*WHAT YOU WILL DO*. Reproduce the listing below verbatim.

*GIVEN DATA*.
━━━━━━━━

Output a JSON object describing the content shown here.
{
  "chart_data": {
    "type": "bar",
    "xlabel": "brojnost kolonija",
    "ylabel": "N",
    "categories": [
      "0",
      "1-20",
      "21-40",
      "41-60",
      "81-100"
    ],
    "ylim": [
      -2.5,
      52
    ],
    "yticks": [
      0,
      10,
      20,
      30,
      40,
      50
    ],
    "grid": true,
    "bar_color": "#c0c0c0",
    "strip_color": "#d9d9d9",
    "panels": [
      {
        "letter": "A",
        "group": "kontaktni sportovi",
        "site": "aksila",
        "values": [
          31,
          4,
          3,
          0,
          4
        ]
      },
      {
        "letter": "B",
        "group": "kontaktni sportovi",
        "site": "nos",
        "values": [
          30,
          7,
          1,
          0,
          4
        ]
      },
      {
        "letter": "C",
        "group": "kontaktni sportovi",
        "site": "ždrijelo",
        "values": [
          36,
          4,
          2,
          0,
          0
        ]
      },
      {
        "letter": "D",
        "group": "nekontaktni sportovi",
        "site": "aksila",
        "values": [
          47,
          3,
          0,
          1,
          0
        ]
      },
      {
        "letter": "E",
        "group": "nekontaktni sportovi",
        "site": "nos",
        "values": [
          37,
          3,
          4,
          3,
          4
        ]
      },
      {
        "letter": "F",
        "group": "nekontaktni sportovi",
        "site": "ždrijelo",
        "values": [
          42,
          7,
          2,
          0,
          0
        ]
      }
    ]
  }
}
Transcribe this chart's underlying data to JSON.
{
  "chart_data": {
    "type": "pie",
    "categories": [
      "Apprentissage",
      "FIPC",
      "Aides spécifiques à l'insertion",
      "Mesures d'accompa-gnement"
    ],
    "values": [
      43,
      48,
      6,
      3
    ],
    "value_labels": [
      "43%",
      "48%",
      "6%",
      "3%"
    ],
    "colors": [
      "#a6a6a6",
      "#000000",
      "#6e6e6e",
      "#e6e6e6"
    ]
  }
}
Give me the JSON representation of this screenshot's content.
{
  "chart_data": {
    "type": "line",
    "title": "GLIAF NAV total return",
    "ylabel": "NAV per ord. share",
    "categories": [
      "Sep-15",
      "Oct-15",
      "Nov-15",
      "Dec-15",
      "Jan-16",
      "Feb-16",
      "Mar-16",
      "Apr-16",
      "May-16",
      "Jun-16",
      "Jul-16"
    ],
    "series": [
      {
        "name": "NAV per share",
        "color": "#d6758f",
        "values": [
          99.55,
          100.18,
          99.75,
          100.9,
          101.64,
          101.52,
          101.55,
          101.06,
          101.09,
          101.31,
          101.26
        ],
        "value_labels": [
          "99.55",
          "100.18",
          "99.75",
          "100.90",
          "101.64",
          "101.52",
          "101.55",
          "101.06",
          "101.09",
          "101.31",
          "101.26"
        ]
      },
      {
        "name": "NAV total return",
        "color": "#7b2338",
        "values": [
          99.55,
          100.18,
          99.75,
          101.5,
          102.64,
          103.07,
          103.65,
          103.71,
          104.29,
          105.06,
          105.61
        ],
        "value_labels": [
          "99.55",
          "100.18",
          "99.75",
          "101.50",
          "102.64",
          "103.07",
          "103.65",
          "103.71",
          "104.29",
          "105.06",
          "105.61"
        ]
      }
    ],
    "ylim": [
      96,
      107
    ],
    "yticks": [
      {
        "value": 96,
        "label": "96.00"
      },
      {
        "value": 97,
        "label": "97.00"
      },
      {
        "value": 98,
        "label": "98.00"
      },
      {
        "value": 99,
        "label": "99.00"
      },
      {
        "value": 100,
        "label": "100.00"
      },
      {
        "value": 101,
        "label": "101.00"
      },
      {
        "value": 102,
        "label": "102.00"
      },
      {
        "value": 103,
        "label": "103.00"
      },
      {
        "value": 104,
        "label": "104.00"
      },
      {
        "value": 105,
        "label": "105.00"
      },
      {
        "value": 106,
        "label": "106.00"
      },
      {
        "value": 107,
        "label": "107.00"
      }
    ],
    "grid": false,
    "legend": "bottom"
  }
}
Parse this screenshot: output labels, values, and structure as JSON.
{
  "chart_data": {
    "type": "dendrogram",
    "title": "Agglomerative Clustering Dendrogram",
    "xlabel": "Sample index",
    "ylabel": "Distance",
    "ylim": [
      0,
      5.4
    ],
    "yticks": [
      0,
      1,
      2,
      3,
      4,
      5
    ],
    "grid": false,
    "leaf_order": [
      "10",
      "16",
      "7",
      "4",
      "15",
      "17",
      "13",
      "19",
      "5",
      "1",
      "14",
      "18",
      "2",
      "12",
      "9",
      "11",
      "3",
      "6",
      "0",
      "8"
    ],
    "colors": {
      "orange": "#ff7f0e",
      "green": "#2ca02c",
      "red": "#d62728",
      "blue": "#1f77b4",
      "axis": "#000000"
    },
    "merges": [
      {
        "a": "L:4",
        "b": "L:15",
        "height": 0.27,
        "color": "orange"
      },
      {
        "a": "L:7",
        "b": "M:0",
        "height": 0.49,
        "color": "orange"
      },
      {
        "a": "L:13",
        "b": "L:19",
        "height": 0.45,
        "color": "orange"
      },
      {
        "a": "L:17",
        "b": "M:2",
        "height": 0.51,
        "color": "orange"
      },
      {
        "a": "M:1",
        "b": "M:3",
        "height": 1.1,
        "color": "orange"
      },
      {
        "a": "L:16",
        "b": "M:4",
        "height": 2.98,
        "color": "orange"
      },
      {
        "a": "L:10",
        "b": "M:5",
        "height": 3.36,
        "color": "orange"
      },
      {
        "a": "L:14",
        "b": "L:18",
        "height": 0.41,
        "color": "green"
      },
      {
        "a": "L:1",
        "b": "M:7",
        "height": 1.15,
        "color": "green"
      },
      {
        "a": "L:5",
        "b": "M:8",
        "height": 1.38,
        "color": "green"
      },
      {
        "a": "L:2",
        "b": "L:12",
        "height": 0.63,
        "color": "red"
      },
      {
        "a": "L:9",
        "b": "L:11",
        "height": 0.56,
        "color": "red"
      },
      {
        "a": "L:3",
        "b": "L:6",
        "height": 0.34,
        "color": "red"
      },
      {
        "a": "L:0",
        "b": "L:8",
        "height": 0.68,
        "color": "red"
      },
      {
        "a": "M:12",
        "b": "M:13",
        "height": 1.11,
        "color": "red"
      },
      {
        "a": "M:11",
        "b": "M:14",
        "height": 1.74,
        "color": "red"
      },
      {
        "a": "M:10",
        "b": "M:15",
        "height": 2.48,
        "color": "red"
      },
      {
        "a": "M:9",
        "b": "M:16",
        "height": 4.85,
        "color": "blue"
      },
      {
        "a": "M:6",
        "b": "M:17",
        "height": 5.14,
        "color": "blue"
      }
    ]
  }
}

━━━━━━━━

*ANSWER TO THE EXERCISE*.
Output a JSON object describing the content shown here.
{
  "chart_data": {
    "type": "bar",
    "xlabel": "brojnost kolonija",
    "ylabel": "N",
    "categories": [
      "0",
      "1-20",
      "21-40",
      "41-60",
      "81-100"
    ],
    "ylim": [
      -2.5,
      52
    ],
    "yticks": [
      0,
      10,
      20,
      30,
      40,
      50
    ],
    "grid": true,
    "bar_color": "#c0c0c0",
    "strip_color": "#d9d9d9",
    "panels": [
      {
        "letter": "A",
        "group": "kontaktni sportovi",
        "site": "aksila",
        "values": [
          31,
          4,
          3,
          0,
          4
        ]
      },
      {
        "letter": "B",
        "group": "kontaktni sportovi",
        "site": "nos",
        "values": [
          30,
          7,
          1,
          0,
          4
        ]
      },
      {
        "letter": "C",
        "group": "kontaktni sportovi",
        "site": "ždrijelo",
        "values": [
          36,
          4,
          2,
          0,
          0
        ]
      },
      {
        "letter": "D",
        "group": "nekontaktni sportovi",
        "site": "aksila",
        "values": [
          47,
          3,
          0,
          1,
          0
        ]
      },
      {
        "letter": "E",
        "group": "nekontaktni sportovi",
        "site": "nos",
        "values": [
          37,
          3,
          4,
          3,
          4
        ]
      },
      {
        "letter": "F",
        "group": "nekontaktni sportovi",
        "site": "ždrijelo",
        "values": [
          42,
          7,
          2,
          0,
          0
        ]
      }
    ]
  }
}
Transcribe this chart's underlying data to JSON.
{
  "chart_data": {
    "type": "pie",
    "categories": [
      "Apprentissage",
      "FIPC",
      "Aides spécifiques à l'insertion",
      "Mesures d'accompa-gnement"
    ],
    "values": [
      43,
      48,
      6,
      3
    ],
    "value_labels": [
      "43%",
      "48%",
      "6%",
      "3%"
    ],
    "colors": [
      "#a6a6a6",
      "#000000",
      "#6e6e6e",
      "#e6e6e6"
    ]
  }
}
Give me the JSON representation of this screenshot's content.
{
  "chart_data": {
    "type": "line",
    "title": "GLIAF NAV total return",
    "ylabel": "NAV per ord. share",
    "categories": [
      "Sep-15",
      "Oct-15",
      "Nov-15",
      "Dec-15",
      "Jan-16",
      "Feb-16",
      "Mar-16",
      "Apr-16",
      "May-16",
      "Jun-16",
      "Jul-16"
    ],
    "series": [
      {
        "name": "NAV per share",
        "color": "#d6758f",
        "values": [
          99.55,
          100.18,
          99.75,
          100.9,
          101.64,
          101.52,
          101.55,
          101.06,
          101.09,
          101.31,
          101.26
        ],
        "value_labels": [
          "99.55",
          "100.18",
          "99.75",
          "100.90",
          "101.64",
          "101.52",
          "101.55",
          "101.06",
          "101.09",
          "101.31",
          "101.26"
        ]
      },
      {
        "name": "NAV total return",
        "color": "#7b2338",
        "values": [
          99.55,
          100.18,
          99.75,
          101.5,
          102.64,
          103.07,
          103.65,
          103.71,
          104.29,
          105.06,
          105.61
        ],
        "value_labels": [
          "99.55",
          "100.18",
          "99.75",
          "101.50",
          "102.64",
          "103.07",
          "103.65",
          "103.71",
          "104.29",
          "105.06",
          "105.61"
        ]
      }
    ],
    "ylim": [
      96,
      107
    ],
    "yticks": [
      {
        "value": 96,
        "label": "96.00"
      },
      {
        "value": 97,
        "label": "97.00"
      },
      {
        "value": 98,
        "label": "98.00"
      },
      {
        "value": 99,
        "label": "99.00"
      },
      {
        "value": 100,
        "label": "100.00"
      },
      {
        "value": 101,
        "label": "101.00"
      },
      {
        "value": 102,
        "label": "102.00"
      },
      {
        "value": 103,
        "label": "103.00"
      },
      {
        "value": 104,
        "label": "104.00"
      },
      {
        "value": 105,
        "label": "105.00"
      },
      {
        "value": 106,
        "label": "106.00"
      },
      {
        "value": 107,
        "label": "107.00"
      }
    ],
    "grid": false,
    "legend": "bottom"
  }
}
Parse this screenshot: output labels, values, and structure as JSON.
{
  "chart_data": {
    "type": "dendrogram",
    "title": "Agglomerative Clustering Dendrogram",
    "xlabel": "Sample index",
    "ylabel": "Distance",
    "ylim": [
      0,
      5.4
    ],
    "yticks": [
      0,
      1,
      2,
      3,
      4,
      5
    ],
    "grid": false,
    "leaf_order": [
      "10",
      "16",
      "7",
      "4",
      "15",
      "17",
      "13",
      "19",
      "5",
      "1",
      "14",
      "18",
      "2",
      "12",
      "9",
      "11",
      "3",
      "6",
      "0",
      "8"
    ],
    "colors": {
      "orange": "#ff7f0e",
      "green": "#2ca02c",
      "red": "#d62728",
      "blue": "#1f77b4",
      "axis": "#000000"
    },
    "merges": [
      {
        "a": "L:4",
        "b": "L:15",
        "height": 0.27,
        "color": "orange"
      },
      {
        "a": "L:7",
        "b": "M:0",
        "height": 0.49,
        "color": "orange"
      },
      {
        "a": "L:13",
        "b": "L:19",
        "height": 0.45,
        "color": "orange"
      },
      {
        "a": "L:17",
        "b": "M:2",
        "height": 0.51,
        "color": "orange"
      },
      {
        "a": "M:1",
        "b": "M:3",
        "height": 1.1,
        "color": "orange"
      },
      {
        "a": "L:16",
        "b": "M:4",
        "height": 2.98,
        "color": "orange"
      },
      {
        "a": "L:10",
        "b": "M:5",
        "height": 3.36,
        "color": "orange"
      },
      {
        "a": "L:14",
        "b": "L:18",
        "height": 0.41,
        "color": "green"
      },
      {
        "a": "L:1",
        "b": "M:7",
        "height": 1.15,
        "color": "green"
      },
      {
        "a": "L:5",
        "b": "M:8",
        "height": 1.38,
        "color": "green"
      },
      {
        "a": "L:2",
        "b": "L:12",
        "height": 0.63,
        "color": "red"
      },
      {
        "a": "L:9",
        "b": "L:11",
        "height": 0.56,
        "color": "red"
      },
      {
        "a": "L:3",
        "b": "L:6",
        "height": 0.34,
        "color": "red"
      },
      {
        "a": "L:0",
        "b": "L:8",
        "height": 0.68,
        "color": "red"
      },
      {
        "a": "M:12",
        "b": "M:13",
        "height": 1.11,
        "color": "red"
      },
      {
        "a": "M:11",
        "b": "M:14",
        "height": 1.74,
        "color": "red"
      },
      {
        "a": "M:10",
        "b": "M:15",
        "height": 2.48,
        "color": "red"
      },
      {
        "a": "M:9",
        "b": "M:16",
        "height": 4.85,
        "color": "blue"
      },
      {
        "a": "M:6",
        "b": "M:17",
        "height": 5.14,
        "color": "blue"
      }
    ]
  }
}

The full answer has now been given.